» **Excerpt to read**
▼

Group labeled TPUSA ‘anti-government extremist’ group in May

Charlie Kirk, who founded Turning Point USA, speaks before former President Donald Trump's arrival during a Turning Point USA Believers Summit conference at the Palm Beach Convention Center on July 26, 2024, in West Palm Beach, Florida.
Charlie Kirk, who founded Turning Point USA, speaks before former President Donald Trump’s arrival during a Turning Point USA Believers Summit conference at the Palm Beach Convention Center on July 26, 2024, in West Palm Beach, Florida. | Joe Raedle/Getty Images

In the months leading up to the assassination of Turning Point USA founder Charlie Kirk, the far-left civil rights organization Southern Poverty Law Center sharply criticized the organization and Kirk as promoters of “hard right” ideologies, including white supremacy and Christian nationalism. 

Kirk, 31, was fatally shot on Wednesday while hosting a TPUSA event on campus at Utah Valley University in Orem. During a press briefing late Wednesday, Utah Gov. Spencer Cox described the fatal shooting of Charlie Kirk as a “political assassination.” President Donald Trump said Friday morning that a suspect,  a man identified as 22-year-old Tyler Robinson of Utah, has been arrested. 

In the wake of the shooting, questions emerged on social media about what role civil rights activist groups like the SPLC and others played in depicting Kirk and TPUSA as a threat to public safety.

Perhaps no other organization has covered Kirk and TPUSA as frequently as the Montgomery, Alabama-based SPLC, which designated TPUSA as an “antigovernment extremist group” earlier this year as part of the SPLC “2024 Hate Map” report, placing the Christian group alongside groups like the Ku Klux Klan and neo-Nazi organizations.

In a section of its report titled, “Turning Point USA: A case study of the hard right in 2024,” the SPLC identifies TPUSA, its sister group Turning Point Action and Kirk as “sowing and exploiting fear that white Christian supremacy is under attack by nefarious actors, including immigrants, the [LGBT] community and civil rights activists.”

A screenshot of SPLC's 2024 report on Turning Point USA.
A screenshot of SPLC’s 2024 report on Turning Point USA. | Screenshot/Facebook/SPLC

The report also makes repeated references to the Christian faith.

“TPUSA and its spokespeople often warn their audience that their children, wives, religion, way of life and they themselves are under attack by various constructed enemies,” the report reads. “TPUSA exploits complicated feelings of insecurity and anxiety to manufacture rage and mobilize support to revive and maintain a white-dominated, male supremacist, Christian social order.”

SPLC claims TPUSA’s faith-oriented subdivision, Turning Point Faith, “works at the intersection of Trumpism and Christian supremacy.”

Highlighting various TPUSA Faith initiatives, including “religious courses, sermon templates, and training opportunities to guide pastors toward political activism,” the report appears to call Christian persecution a “myth” and accuses Kirk of promoting an “extreme, authoritarian vision.”

▲

» **Entries**
▼

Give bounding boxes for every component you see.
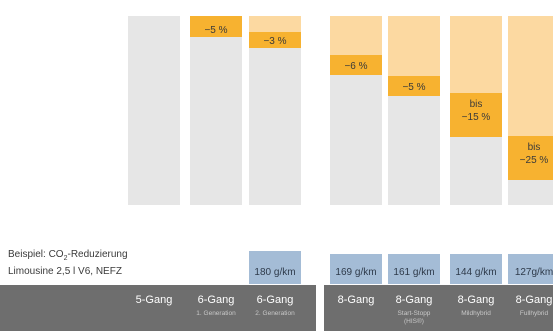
caption-line-2: Limousine 2,5 l V6, NEFZ bbox=[8, 266, 122, 277]
category-label: 6-Gang bbox=[198, 294, 235, 306]
reduction-label: −5 % bbox=[402, 82, 425, 93]
footer-band bbox=[0, 285, 553, 331]
reduction-label: −25 % bbox=[520, 155, 549, 166]
category-sublabel: (HIS®) bbox=[404, 317, 424, 325]
category-label: 6-Gang bbox=[257, 294, 294, 306]
reduction-bar bbox=[450, 93, 502, 137]
chart-caption: Beispiel: CO2-Reduzierung Limousine 2,5 … bbox=[8, 248, 128, 278]
emission-box bbox=[508, 254, 553, 284]
category-label: 8-Gang bbox=[338, 294, 375, 306]
caption-line-1: Beispiel: CO2-Reduzierung bbox=[8, 249, 128, 262]
emission-label: 169 g/km bbox=[335, 267, 376, 278]
emission-box bbox=[330, 254, 382, 284]
reduction-bar bbox=[388, 76, 440, 96]
category-sublabel: 2. Generation bbox=[255, 310, 295, 317]
footer-separator bbox=[316, 285, 324, 331]
category-sublabel: Mildhybrid bbox=[461, 310, 491, 317]
reduction-label: −6 % bbox=[344, 61, 367, 72]
reduction-label: −3 % bbox=[263, 36, 286, 47]
emission-label: 144 g/km bbox=[455, 267, 496, 278]
category-sublabel: Start-Stopp bbox=[398, 310, 431, 317]
base-bar bbox=[190, 16, 242, 205]
emission-label: 127g/km bbox=[515, 267, 553, 278]
reduction-bar bbox=[508, 136, 553, 180]
category-label: 8-Gang bbox=[458, 294, 495, 306]
category-label: 5-Gang bbox=[136, 294, 173, 306]
emission-label: 161 g/km bbox=[393, 267, 434, 278]
base-bar bbox=[128, 16, 180, 205]
reduction-bar-band bbox=[190, 21, 242, 37]
category-sublabel: 1. Generation bbox=[196, 310, 236, 317]
category-label: 8-Gang bbox=[396, 294, 433, 306]
emission-label: 180 g/km bbox=[254, 267, 295, 278]
category-sublabel: Fullhybrid bbox=[520, 310, 549, 317]
reduction-label: −15 % bbox=[462, 112, 491, 123]
emission-box bbox=[450, 254, 502, 284]
emission-box bbox=[249, 251, 301, 284]
reduction-bar bbox=[330, 55, 382, 75]
reduction-label: −5 % bbox=[204, 25, 227, 36]
category-label: 8-Gang bbox=[516, 294, 553, 306]
reduction-label: bis bbox=[528, 142, 541, 153]
reduction-label: bis bbox=[470, 99, 483, 110]
emission-box bbox=[388, 254, 440, 284]
reduction-bar-band bbox=[249, 32, 301, 48]
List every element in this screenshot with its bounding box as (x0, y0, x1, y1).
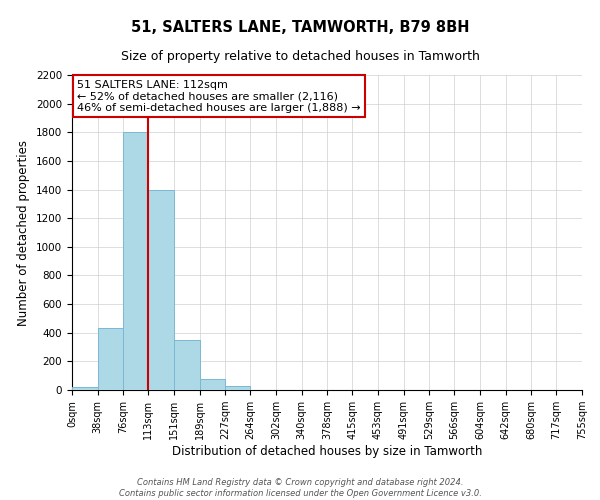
Text: 51 SALTERS LANE: 112sqm
← 52% of detached houses are smaller (2,116)
46% of semi: 51 SALTERS LANE: 112sqm ← 52% of detache… (77, 80, 361, 113)
Bar (148, 190, 174, 390)
Bar (72, 387, 98, 390)
Text: Contains HM Land Registry data © Crown copyright and database right 2024.
Contai: Contains HM Land Registry data © Crown c… (119, 478, 481, 498)
Bar (98, 328, 124, 390)
X-axis label: Distribution of detached houses by size in Tamworth: Distribution of detached houses by size … (172, 445, 482, 458)
Bar (200, 380, 226, 390)
Text: 51, SALTERS LANE, TAMWORTH, B79 8BH: 51, SALTERS LANE, TAMWORTH, B79 8BH (131, 20, 469, 35)
Bar (124, 132, 148, 390)
Bar (174, 340, 200, 390)
Y-axis label: Number of detached properties: Number of detached properties (17, 140, 31, 326)
Bar (226, 386, 250, 390)
Text: Size of property relative to detached houses in Tamworth: Size of property relative to detached ho… (121, 50, 479, 63)
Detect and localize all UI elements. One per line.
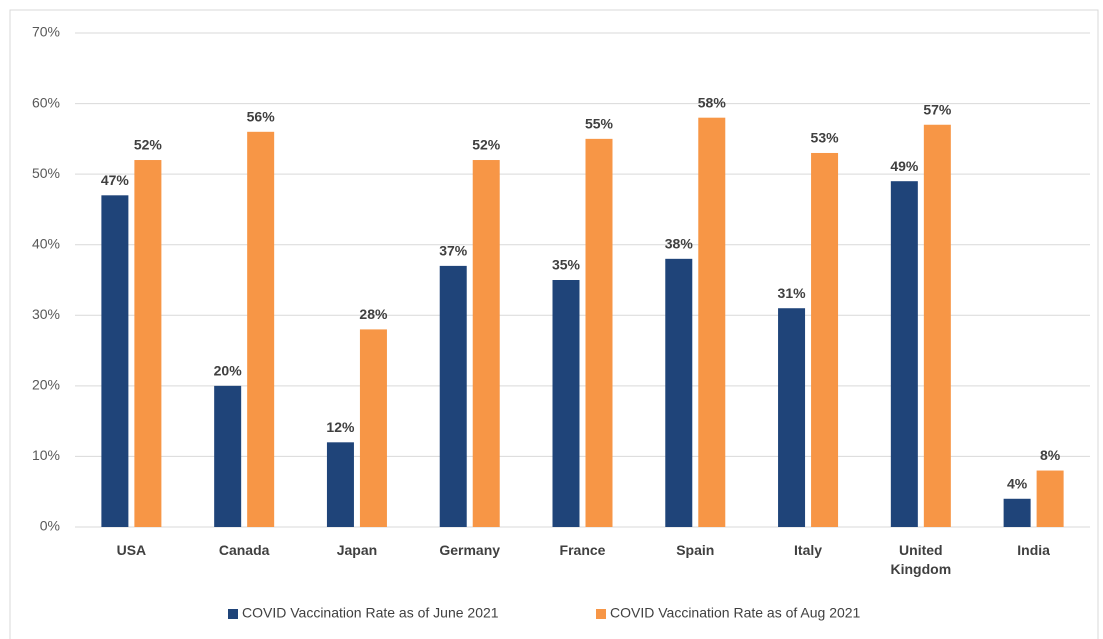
bar bbox=[326, 442, 354, 527]
data-label: 57% bbox=[923, 101, 952, 117]
data-label: 12% bbox=[326, 419, 355, 435]
x-tick-label: United Kingdom bbox=[890, 542, 952, 577]
x-tick-label: Italy bbox=[794, 542, 823, 558]
data-label: 20% bbox=[214, 363, 243, 379]
bar bbox=[359, 329, 387, 527]
x-tick-label: USA bbox=[116, 542, 147, 558]
y-tick-label: 40% bbox=[32, 235, 60, 251]
bar bbox=[214, 385, 242, 527]
data-label: 37% bbox=[439, 243, 468, 259]
x-tick-label: France bbox=[559, 542, 606, 558]
legend-swatch bbox=[596, 609, 606, 619]
bar bbox=[1036, 470, 1064, 527]
data-label: 56% bbox=[247, 109, 276, 125]
x-tick-label: Canada bbox=[218, 542, 270, 558]
chart-frame bbox=[9, 9, 1099, 639]
y-tick-label: 70% bbox=[32, 24, 60, 40]
bar bbox=[778, 308, 806, 527]
y-tick-label: 60% bbox=[32, 94, 60, 110]
x-tick-label: Japan bbox=[336, 542, 378, 558]
y-tick-label: 30% bbox=[32, 306, 60, 322]
data-label: 49% bbox=[890, 158, 919, 174]
y-tick-label: 10% bbox=[32, 447, 60, 463]
bar bbox=[134, 160, 162, 527]
data-label: 35% bbox=[552, 257, 581, 273]
x-tick-label: Spain bbox=[676, 542, 715, 558]
legend-label: COVID Vaccination Rate as of June 2021 bbox=[242, 605, 499, 621]
data-label: 8% bbox=[1040, 447, 1061, 463]
data-label: 53% bbox=[811, 130, 840, 146]
bar bbox=[552, 280, 580, 527]
bar bbox=[665, 258, 693, 527]
data-label: 55% bbox=[585, 116, 614, 132]
data-label: 47% bbox=[101, 172, 130, 188]
data-label: 28% bbox=[359, 306, 388, 322]
legend-swatch bbox=[228, 609, 238, 619]
bar bbox=[101, 195, 129, 528]
bar bbox=[811, 152, 839, 527]
legend-label: COVID Vaccination Rate as of Aug 2021 bbox=[610, 605, 861, 621]
bar bbox=[439, 265, 467, 527]
bar bbox=[1003, 498, 1031, 527]
x-tick-label: Germany bbox=[439, 542, 501, 558]
data-label: 31% bbox=[778, 285, 807, 301]
bar bbox=[698, 117, 726, 527]
bar bbox=[247, 131, 275, 528]
y-tick-label: 50% bbox=[32, 165, 60, 181]
data-label: 58% bbox=[698, 94, 727, 110]
bar bbox=[923, 124, 951, 527]
bar bbox=[585, 138, 613, 527]
y-tick-label: 20% bbox=[32, 377, 60, 393]
data-label: 4% bbox=[1007, 475, 1028, 491]
y-tick-label: 0% bbox=[40, 518, 60, 534]
data-label: 38% bbox=[665, 236, 694, 252]
data-label: 52% bbox=[134, 137, 163, 153]
bar bbox=[472, 160, 500, 527]
bar bbox=[890, 181, 918, 527]
x-tick-label: India bbox=[1017, 542, 1050, 558]
data-label: 52% bbox=[472, 137, 501, 153]
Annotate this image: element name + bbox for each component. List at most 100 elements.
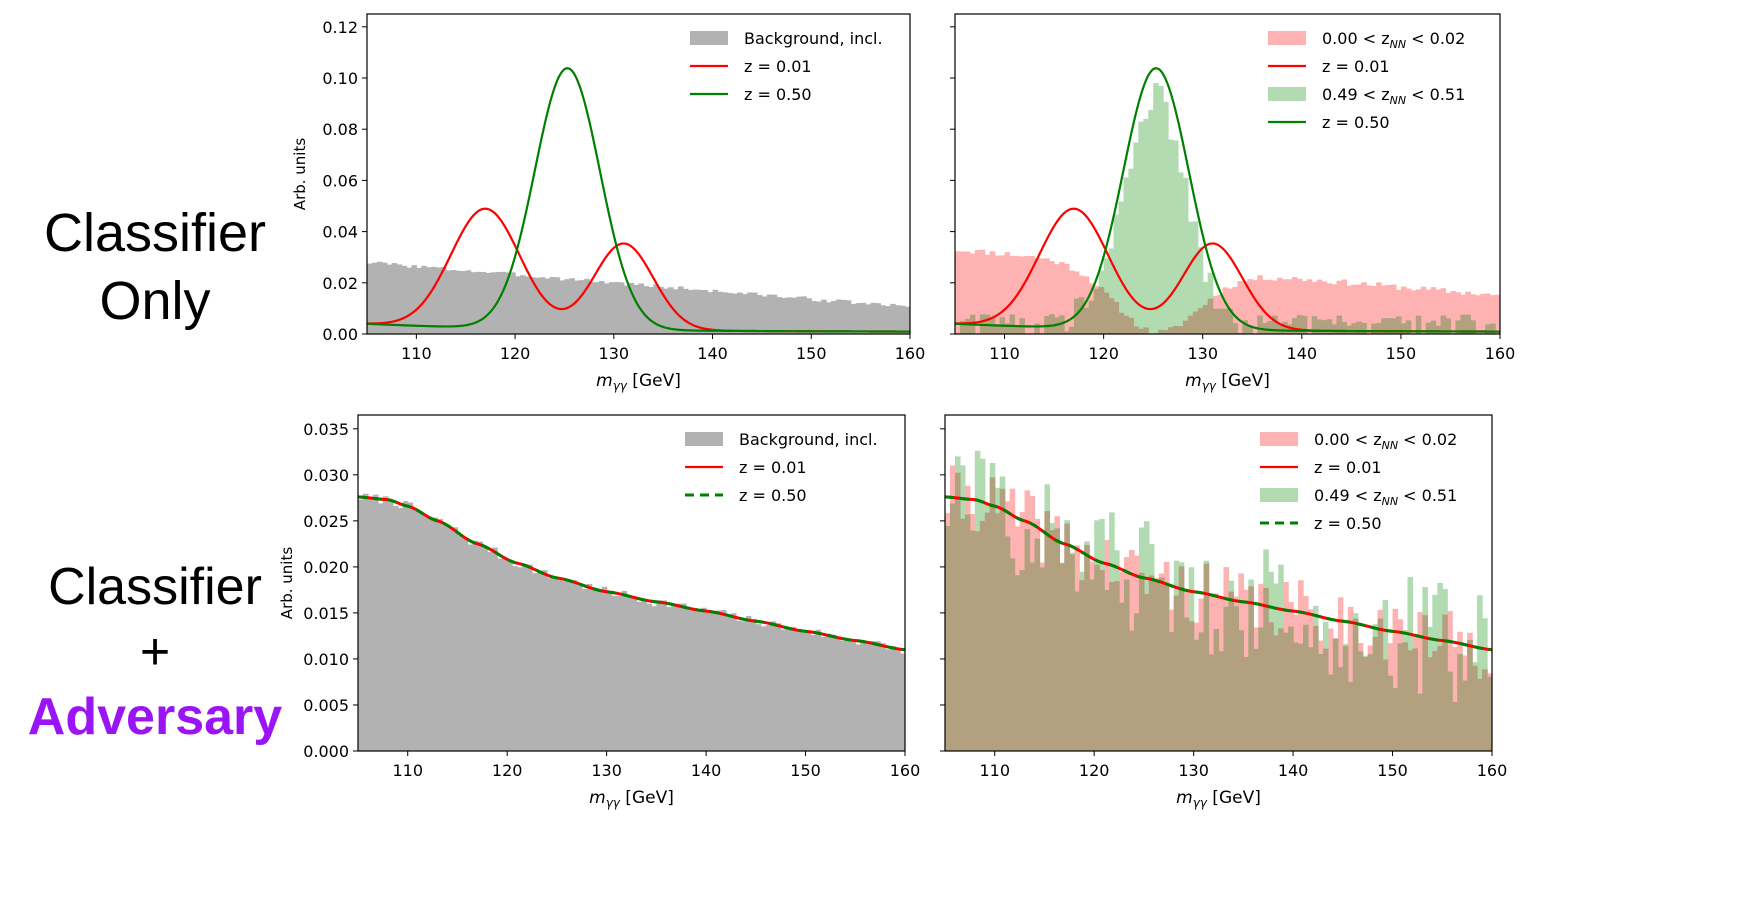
legend-label: z = 0.50 <box>1314 514 1382 533</box>
hist-bin <box>1316 279 1323 334</box>
hist-overlap-bin <box>1233 606 1239 751</box>
hist-overlap-bin <box>1163 583 1170 751</box>
hist-bin <box>539 277 546 334</box>
hist-bin <box>955 251 961 334</box>
hist-overlap-bin <box>1088 300 1095 334</box>
hist-overlap-bin <box>1143 327 1149 334</box>
hist-bin <box>875 303 881 334</box>
hist-bin <box>1247 279 1253 334</box>
hist-bin <box>969 253 976 334</box>
hist-bin <box>740 621 747 751</box>
hist-overlap-bin <box>1098 286 1105 334</box>
hist-bin <box>735 620 742 751</box>
hist-bin <box>860 642 866 751</box>
legend-label: z = 0.50 <box>1322 113 1390 132</box>
hist-overlap-bin <box>984 512 991 751</box>
hist-overlap-bin <box>1327 674 1334 751</box>
row-label-adversary: Adversary <box>27 688 283 746</box>
hist-overlap-bin <box>1049 314 1055 334</box>
hist-bin <box>432 517 439 751</box>
legend-label: z = 0.01 <box>1322 57 1390 76</box>
hist-bin <box>396 264 403 334</box>
hist-bin <box>964 251 971 334</box>
hist-overlap-bin <box>1371 323 1377 334</box>
hist-overlap-bin <box>1192 311 1199 334</box>
hist-bin <box>416 267 422 334</box>
hist-overlap-bin <box>1352 618 1359 751</box>
hist-bin <box>1282 279 1288 334</box>
hist-bin <box>835 299 842 334</box>
hist-bin <box>623 285 630 334</box>
hist-overlap-bin <box>1346 325 1352 334</box>
axes-frame <box>366 13 911 335</box>
hist-overlap-bin <box>1109 582 1115 751</box>
hist-bin <box>1044 258 1050 334</box>
curve-z-0-50 <box>955 67 1500 333</box>
hist-bin <box>1197 247 1204 334</box>
hist-bin <box>1083 276 1090 334</box>
hist-bin <box>668 287 674 334</box>
hist-bin <box>367 263 373 334</box>
x-tick-label: 110 <box>392 761 423 780</box>
x-axis-label: mγγ [GeV] <box>1176 788 1261 810</box>
hist-bin <box>900 653 905 751</box>
hist-bin <box>775 623 782 751</box>
y-tick-label: 0.030 <box>303 466 349 485</box>
row-label-line: + <box>139 623 171 681</box>
hist-bin <box>1452 646 1458 751</box>
panel-top_right: 110 120 130 140 150 160 mγγ [GeV] 0.00 < zNN < … <box>950 13 1515 393</box>
hist-overlap-bin <box>1283 632 1289 751</box>
hist-bin <box>825 633 832 751</box>
hist-bin <box>790 626 797 751</box>
hist-overlap-bin <box>964 514 971 751</box>
hist-overlap-bin <box>1004 323 1011 334</box>
hist-bin <box>554 277 561 334</box>
hist-overlap-bin <box>1278 628 1284 751</box>
hist-overlap-bin <box>989 477 996 751</box>
hist-bin <box>880 305 886 334</box>
hist-bin <box>1291 277 1298 334</box>
hist-overlap-bin <box>1099 570 1105 751</box>
hist-bin <box>460 271 467 334</box>
hist-bin <box>596 591 603 751</box>
hist-bin <box>603 283 610 334</box>
hist-bin <box>1138 121 1144 334</box>
hist-bin <box>1465 291 1471 334</box>
legend-label: 0.49 < zNN < 0.51 <box>1314 486 1457 508</box>
hist-overlap-bin <box>1049 530 1055 751</box>
hist-bin <box>1262 280 1268 334</box>
y-tick-label: 0.10 <box>322 69 358 88</box>
hist-overlap-bin <box>1417 693 1423 751</box>
legend-label: 0.00 < zNN < 0.02 <box>1314 430 1457 452</box>
hist-bin <box>412 508 419 751</box>
hist-bin <box>500 271 506 334</box>
hist-overlap-bin <box>1183 617 1190 751</box>
hist-bin <box>377 503 384 751</box>
row-label-line: Classifier <box>43 203 267 263</box>
hist-overlap-bin <box>1277 323 1283 334</box>
hist-bin <box>756 295 763 334</box>
hist-overlap-bin <box>1415 315 1422 334</box>
hist-bin <box>1148 109 1154 334</box>
hist-bin <box>989 251 996 334</box>
hist-bin <box>485 272 492 334</box>
hist-overlap-bin <box>1296 315 1303 334</box>
hist-overlap-bin <box>1173 595 1180 751</box>
hist-bin <box>840 640 846 751</box>
legend-label: z = 0.01 <box>1314 458 1382 477</box>
hist-bin <box>1173 140 1179 334</box>
hist-overlap-bin <box>1084 544 1090 751</box>
x-tick-label: 140 <box>1287 344 1318 363</box>
hist-bin <box>810 634 817 751</box>
hist-bin <box>1118 201 1125 334</box>
hist-overlap-bin <box>1044 511 1051 751</box>
hist-bin <box>1346 285 1352 334</box>
hist-bin <box>422 514 429 751</box>
hist-overlap-bin <box>1362 657 1369 751</box>
hist-bin <box>529 277 536 334</box>
hist-bin <box>895 648 901 751</box>
hist-bin <box>785 628 792 751</box>
hist-overlap-bin <box>1059 315 1065 334</box>
hist-overlap-bin <box>1268 622 1274 751</box>
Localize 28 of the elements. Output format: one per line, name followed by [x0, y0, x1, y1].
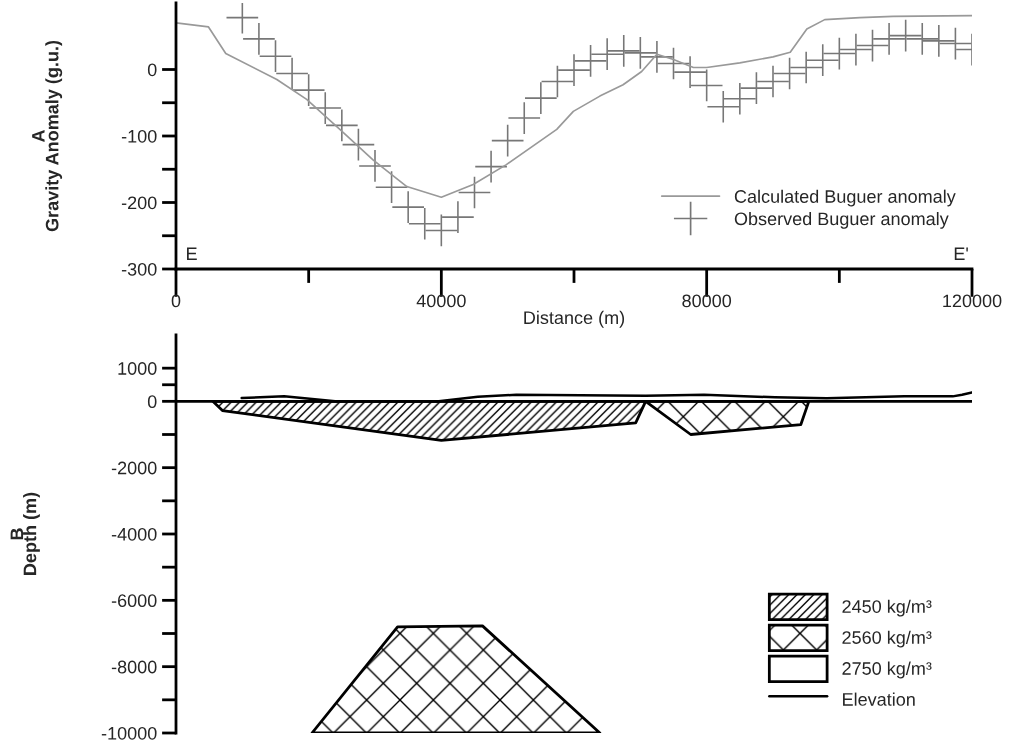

▲

» **Directives**
1 – From the quoted report passage in the Turning Point USA article, list everything that TPUSA and its spokespeople are said to warn their audience is under attack.
2 – Based on the Turning Point USA article, mark each statement yes or no and quote the words that decide it. (a) Kirk was 31 when he was shot. (b) The SPLC is based in Orem, Utah. (c) Spencer Cox called the shooting a "political assassination."
3 – Rewrite the part of the Turning Point USA article that opens with the words containing "Perhaps no other" and closes with "and neo-Nazi organizations.", swapping "Montgomery" for "Birmingham".

» **Task-by-task solutions**
1 –
- Their children
- Their wives
- Their religion
- Their way of life
- The audience themselves

2 –
(a) Yes: "Kirk, 31, was fatally shot on Wednesday while hosting a TPUSA event on campus at Utah Valley University in Orem."
(b) No: "the Montgomery, Alabama-based SPLC"
(c) Yes: "Utah Gov. Spencer Cox described the fatal shooting of Charlie Kirk as a “political assassination.”"

3 –
Perhaps no other organization has covered Kirk and TPUSA as frequently as the Birmingham, Alabama-based SPLC, which designated TPUSA as an “antigovernment extremist group” earlier this year as part of the SPLC “2024 Hate Map” report, placing the Christian group alongside groups like the Ku Klux Klan and neo-Nazi organizations.